THE REQUEST -> Below, find each line holding "History" and state how many there are, using the number alone.

EXERCISE MATERIAL ->
+---+
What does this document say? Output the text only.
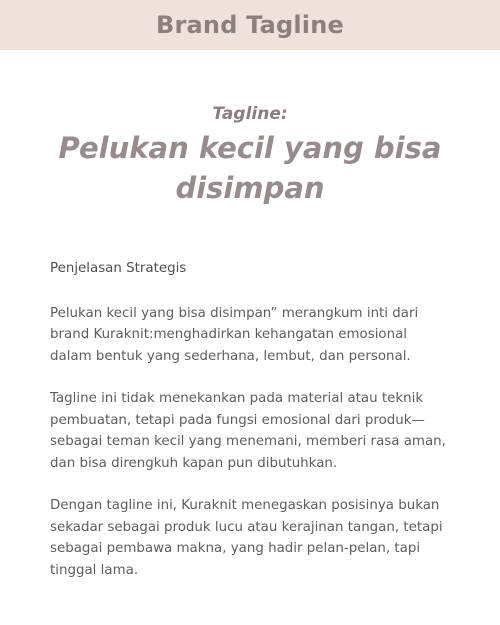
Brand Tagline
Tagline:
Pelukan kecil yang bisa disimpan
Penjelasan Strategis

Pelukan kecil yang bisa disimpan” merangkum inti dari brand Kuraknit:menghadirkan kehangatan emosional dalam bentuk yang sederhana, lembut, dan personal.

Tagline ini tidak menekankan pada material atau teknik pembuatan, tetapi pada fungsi emosional dari produk—sebagai teman kecil yang menemani, memberi rasa aman, dan bisa direngkuh kapan pun dibutuhkan.

Dengan tagline ini, Kuraknit menegaskan posisinya bukan sekadar sebagai produk lucu atau kerajinan tangan, tetapi sebagai pembawa makna, yang hadir pelan-pelan, tapi tinggal lama.
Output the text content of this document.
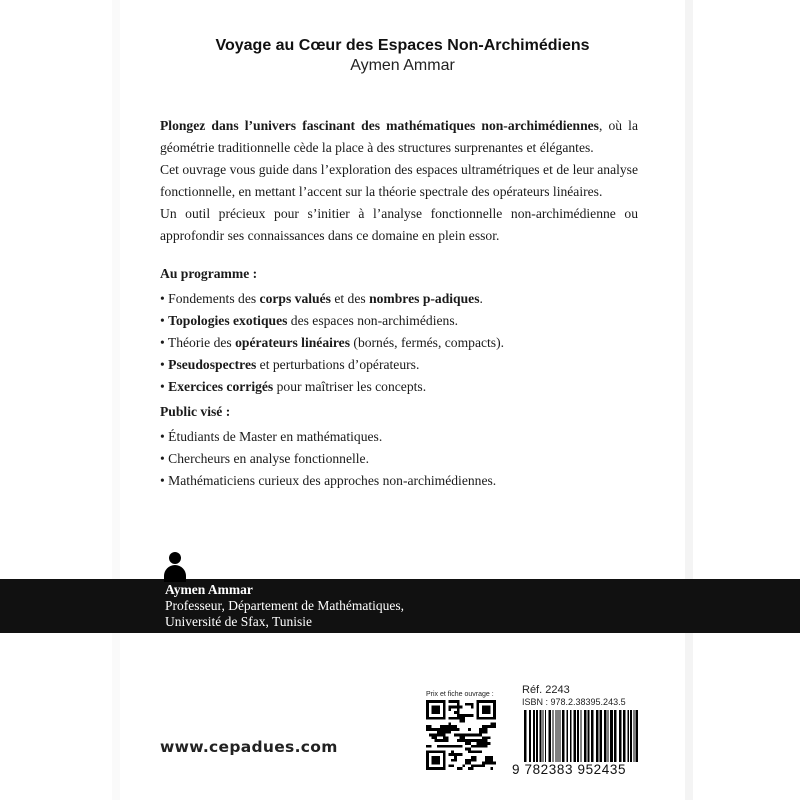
Voyage au Cœur des Espaces Non-Archimédiens
Aymen Ammar

Plongez dans l’univers fascinant des mathématiques non-archimédiennes, où la géométrie traditionnelle cède la place à des structures surprenantes et élégantes.

Cet ouvrage vous guide dans l’exploration des espaces ultramétriques et de leur analyse fonctionnelle, en mettant l’accent sur la théorie spectrale des opérateurs linéaires.

Un outil précieux pour s’initier à l’analyse fonctionnelle non-archimédienne ou approfondir ses connaissances dans ce domaine en plein essor.

Au programme :
• Fondements des corps valués et des nombres p-adiques.
• Topologies exotiques des espaces non-archimédiens.
• Théorie des opérateurs linéaires (bornés, fermés, compacts).
• Pseudospectres et perturbations d’opérateurs.
• Exercices corrigés pour maîtriser les concepts.
Public visé :
• Étudiants de Master en mathématiques.
• Chercheurs en analyse fonctionnelle.
• Mathématiciens curieux des approches non-archimédiennes.
Aymen Ammar
Professeur, Département de Mathématiques,
Université de Sfax, Tunisie
www.cepadues.com
Prix et fiche ouvrage :	Réf. 2243
ISBN : 978.2.38395.243.5
9 782383 952435
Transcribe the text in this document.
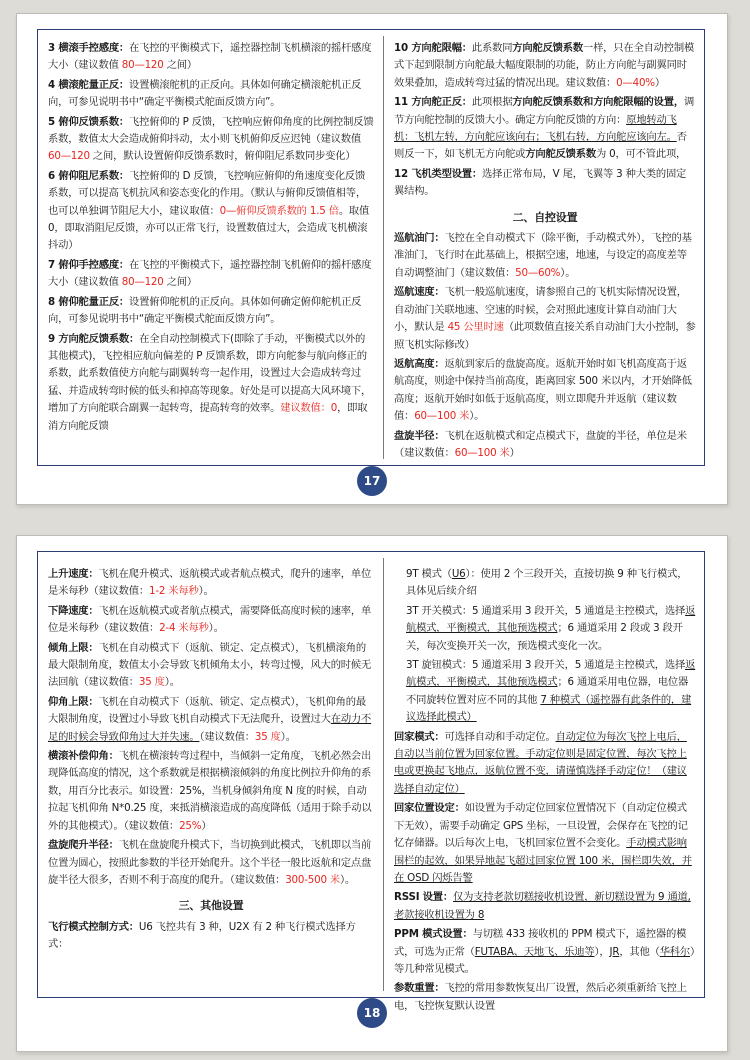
3 横滚手控感度：在飞控的平衡模式下，遥控器控制飞机横滚的摇杆感度大小（建议数值 80—120 之间）

4 横滚舵量正反：设置横滚舵机的正反向。具体如何确定横滚舵机正反向，可参见说明书中“确定平衡模式舵面反馈方向”。

5 俯仰反馈系数：飞控俯仰的 P 反馈，飞控响应俯仰角度的比例控制反馈系数，数值太大会造成俯仰抖动，太小则飞机俯仰反应迟钝（建议数值 60—120 之间，默认设置俯仰反馈系数时，俯仰阻尼系数同步变化）

6 俯仰阻尼系数：飞控俯仰的 D 反馈，飞控响应俯仰的角速度变化反馈系数，可以提高飞机抗风和姿态变化的作用。（默认与俯仰反馈值相等，也可以单独调节阻尼大小，建议取值：0—俯仰反馈系数的 1.5 倍。取值 0，即取消阻尼反馈，亦可以正常飞行，设置数值过大，会造成飞机横滚抖动）

7 俯仰手控感度：在飞控的平衡模式下，遥控器控制飞机俯仰的摇杆感度大小（建议数值 80—120 之间）

8 俯仰舵量正反：设置俯仰舵机的正反向。具体如何确定俯仰舵机正反向，可参见说明书中“确定平衡模式舵面反馈方向”。

9 方向舵反馈系数：在全自动控制模式下(即除了手动，平衡模式以外的其他模式)，飞控相应航向偏差的 P 反馈系数，即方向舵参与航向修正的系数，此系数值使方向舵与副翼转弯一起作用，设置过大会造成转弯过猛、并造成转弯时候的低头和掉高等现象。好处是可以提高大风环境下，增加了方向舵联合副翼一起转弯，提高转弯的效率。建议数值：0，即取消方向舵反馈

10 方向舵限幅：此系数同方向舵反馈系数一样，只在全自动控制模式下起到限制方向舵最大幅度限制的功能，防止方向舵与副翼同时效果叠加，造成转弯过猛的情况出现。建议数值：0—40%）

11 方向舵正反：此项根据方向舵反馈系数和方向舵限幅的设置，调节方向舵控制的反馈大小。确定方向舵反馈的方向：原地转动飞机：飞机左转，方向舵应该向右；飞机右转，方向舵应该向左。否则反一下，如飞机无方向舵或方向舵反馈系数为 0，可不管此项，

12 飞机类型设置：选择正常布局，V 尾，飞翼等 3 种大类的固定翼结构。

二、自控设置

巡航油门：飞控在全自动模式下（除平衡，手动模式外），飞控的基准油门，飞行时在此基础上，根据空速，地速，与设定的高度差等自动调整油门（建议数值：50—60%）。

巡航速度：飞机一般巡航速度，请参照自己的飞机实际情况设置，自动油门关联地速、空速的时候，会对照此速度计算自动油门大小，默认是 45 公里时速（此项数值直接关系自动油门大小控制，参照飞机实际修改）

返航高度：返航到家后的盘旋高度。返航开始时如飞机高度高于返航高度，则途中保持当前高度，距离回家 500 米以内，才开始降低高度；返航开始时如低于返航高度，则立即爬升并返航（建议数值：60—100 米）。

盘旋半径：飞机在返航模式和定点模式下，盘旋的半径，单位是米（建议数值：60—100 米）

17

上升速度：飞机在爬升模式、返航模式或者航点模式，爬升的速率，单位是米每秒（建议数值：1-2 米每秒）。

下降速度：飞机在返航模式或者航点模式，需要降低高度时候的速率，单位是米每秒（建议数值：2-4 米每秒）。

倾角上限：飞机在自动模式下（返航、锁定、定点模式），飞机横滚角的最大限制角度，数值太小会导致飞机倾角太小，转弯过慢，风大的时候无法回航（建议数值：35 度）。

仰角上限：飞机在自动模式下（返航、锁定、定点模式），飞机仰角的最大限制角度，设置过小导致飞机自动模式下无法爬升，设置过大在动力不足的时候会导致仰角过大并失速。（建议数值：35 度）。

横滚补偿仰角：飞机在横滚转弯过程中，当倾斜一定角度，飞机必然会出现降低高度的情况，这个系数就是根据横滚倾斜的角度比例拉升仰角的系数，用百分比表示。如设置：25%，当机身倾斜角度 N 度的时候，自动拉起飞机仰角 N*0.25 度，来抵消横滚造成的高度降低（适用于除手动以外的其他模式）。（建议数值：25%）

盘旋爬升半径：飞机在盘旋爬升模式下，当切换到此模式，飞机即以当前位置为圆心，按照此参数的半径开始爬升。这个半径一般比返航和定点盘旋半径大很多，否则不利于高度的爬升。（建议数值：300-500 米）。

三、其他设置

飞行模式控制方式：U6 飞控共有 3 种，U2X 有 2 种飞行模式选择方式：

9T 模式（U6）：使用 2 个三段开关，直接切换 9 种飞行模式，具体见后续介绍

3T 开关模式：5 通道采用 3 段开关，5 通道是主控模式，选择返航模式，平衡模式，其他预选模式；6 通道采用 2 段或 3 段开关，每次变换开关一次，预选模式变化一次。

3T 旋钮模式：5 通道采用 3 段开关，5 通道是主控模式，选择返航模式，平衡模式，其他预选模式；6 通道采用电位器，电位器不同旋转位置对应不同的其他 7 种模式（遥控器有此条件的，建议选择此模式）

回家模式：可选择自动和手动定位。自动定位为每次飞控上电后，自动以当前位置为回家位置。手动定位则是固定位置，每次飞控上电或更换起飞地点，返航位置不变，请谨慎选择手动定位！（建议选择自动定位）

回家位置设定：如设置为手动定位回家位置情况下（自动定位模式下无效），需要手动确定 GPS 坐标，一旦设置，会保存在飞控的记忆存储器。以后每次上电，飞机回家位置不会变化。手动模式影响围栏的起效，如果异地起飞超过回家位置 100 米，围栏即失效，并在 OSD 闪烁告警

RSSI 设置：仅为支持老款切糕接收机设置，新切糕设置为 9 通道,老款接收机设置为 8

PPM 模式设置：与切糕 433 接收机的 PPM 模式下，遥控器的模式，可选为正常（FUTABA、天地飞、乐迪等），JR，其他（华科尔）等几种常见模式。

参数重置：飞控的常用参数恢复出厂设置，然后必须重新给飞控上电，飞控恢复默认设置

18
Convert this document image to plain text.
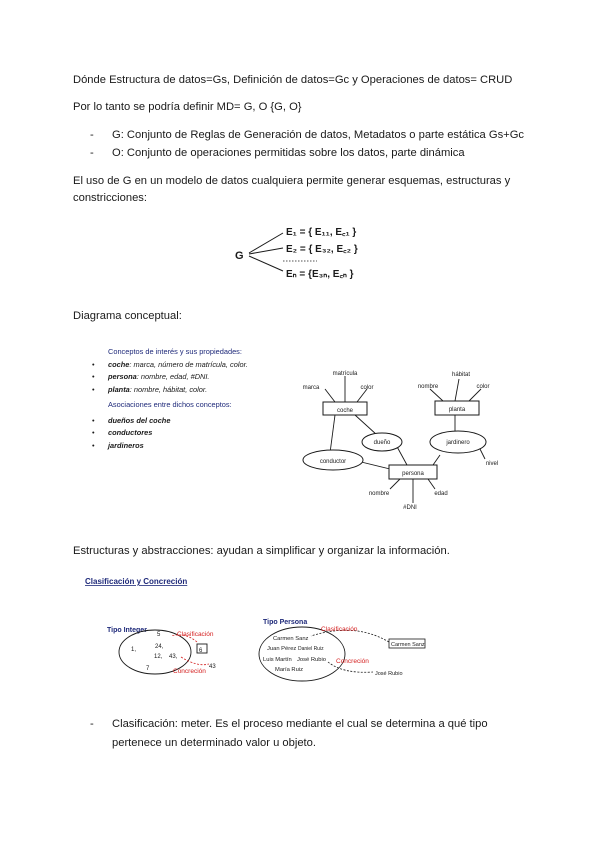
Dónde Estructura de datos=Gs, Definición de datos=Gc y Operaciones de datos= CRUD

Por lo tanto se podría definir MD= G, O {G, O}

- G: Conjunto de Reglas de Generación de datos, Metadatos o parte estática Gs+Gc
- O: Conjunto de operaciones permitidas sobre los datos, parte dinámica

El uso de G en un modelo de datos cualquiera permite generar esquemas, estructuras y constricciones:

G
E₁ = { E₁₁, E꜀₁ }
E₂ = { E₃₂, E꜀₂ }
Eₙ = {E₃ₙ, E꜀ₙ }

Diagrama conceptual:

Conceptos de interés y sus propiedades:
• coche: marca, número de matrícula, color.
• persona: nombre, edad, #DNI.
• planta: nombre, hábitat, color.
Asociaciones entre dichos conceptos:
• dueños del coche
• conductores
• jardineros
coche	planta
persona
dueño
conductor
jardinero
marca
matrícula
color
hábitat
nombre	color
nivel
nombre	edad
#DNI

Estructuras y abstracciones: ayudan a simplificar y organizar la información.

Clasificación y Concreción
Tipo Integer
5
24,
1,
12, 43,
7
6
Clasificación
Concreción
43
Tipo Persona
Carmen Sanz
Juan Pérez Daniel Ruiz
Luis Martín José Rubio
María Ruiz
Clasificación
Carmen Sanz
Concreción
José Rubio
- Clasificación: meter. Es el proceso mediante el cual se determina a qué tipo
pertenece un determinado valor u objeto.
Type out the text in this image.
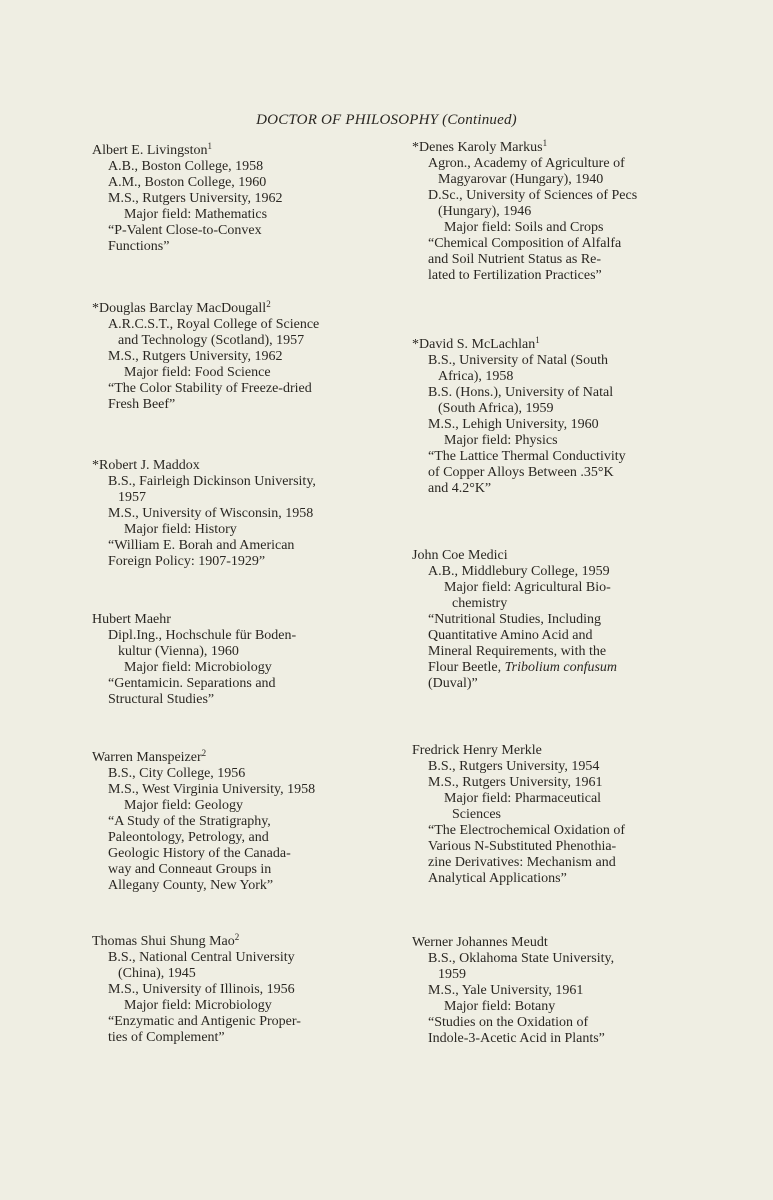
DOCTOR OF PHILOSOPHY (Continued)
Albert E. Livingston$^1$
A.B., Boston College, 1958
A.M., Boston College, 1960
M.S., Rutgers University, 1962
Major field: Mathematics
“P-Valent Close-to-Convex
Functions”
*Douglas Barclay MacDougall$^2$
A.R.C.S.T., Royal College of Science
and Technology (Scotland), 1957
M.S., Rutgers University, 1962
Major field: Food Science
“The Color Stability of Freeze-dried
Fresh Beef”
*Robert J. Maddox
B.S., Fairleigh Dickinson University,
1957
M.S., University of Wisconsin, 1958
Major field: History
“William E. Borah and American
Foreign Policy: 1907-1929”
Hubert Maehr
Dipl.Ing., Hochschule für Boden-
kultur (Vienna), 1960
Major field: Microbiology
“Gentamicin. Separations and
Structural Studies”
Warren Manspeizer$^2$
B.S., City College, 1956
M.S., West Virginia University, 1958
Major field: Geology
“A Study of the Stratigraphy,
Paleontology, Petrology, and
Geologic History of the Canada-
way and Conneaut Groups in
Allegany County, New York”
Thomas Shui Shung Mao$^2$
B.S., National Central University
(China), 1945
M.S., University of Illinois, 1956
Major field: Microbiology
“Enzymatic and Antigenic Proper-
ties of Complement”
*Denes Karoly Markus$^1$
Agron., Academy of Agriculture of
Magyarovar (Hungary), 1940
D.Sc., University of Sciences of Pecs
(Hungary), 1946
Major field: Soils and Crops
“Chemical Composition of Alfalfa
and Soil Nutrient Status as Re-
lated to Fertilization Practices”
*David S. McLachlan$^1$
B.S., University of Natal (South
Africa), 1958
B.S. (Hons.), University of Natal
(South Africa), 1959
M.S., Lehigh University, 1960
Major field: Physics
“The Lattice Thermal Conductivity
of Copper Alloys Between .35°K
and 4.2°K”
John Coe Medici
A.B., Middlebury College, 1959
Major field: Agricultural Bio-
chemistry
“Nutritional Studies, Including
Quantitative Amino Acid and
Mineral Requirements, with the
Flour Beetle, Tribolium confusum
(Duval)”
Fredrick Henry Merkle
B.S., Rutgers University, 1954
M.S., Rutgers University, 1961
Major field: Pharmaceutical
Sciences
“The Electrochemical Oxidation of
Various N-Substituted Phenothia-
zine Derivatives: Mechanism and
Analytical Applications”
Werner Johannes Meudt
B.S., Oklahoma State University,
1959
M.S., Yale University, 1961
Major field: Botany
“Studies on the Oxidation of
Indole-3-Acetic Acid in Plants”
+---+
EXERCISE RESPONSE -> 2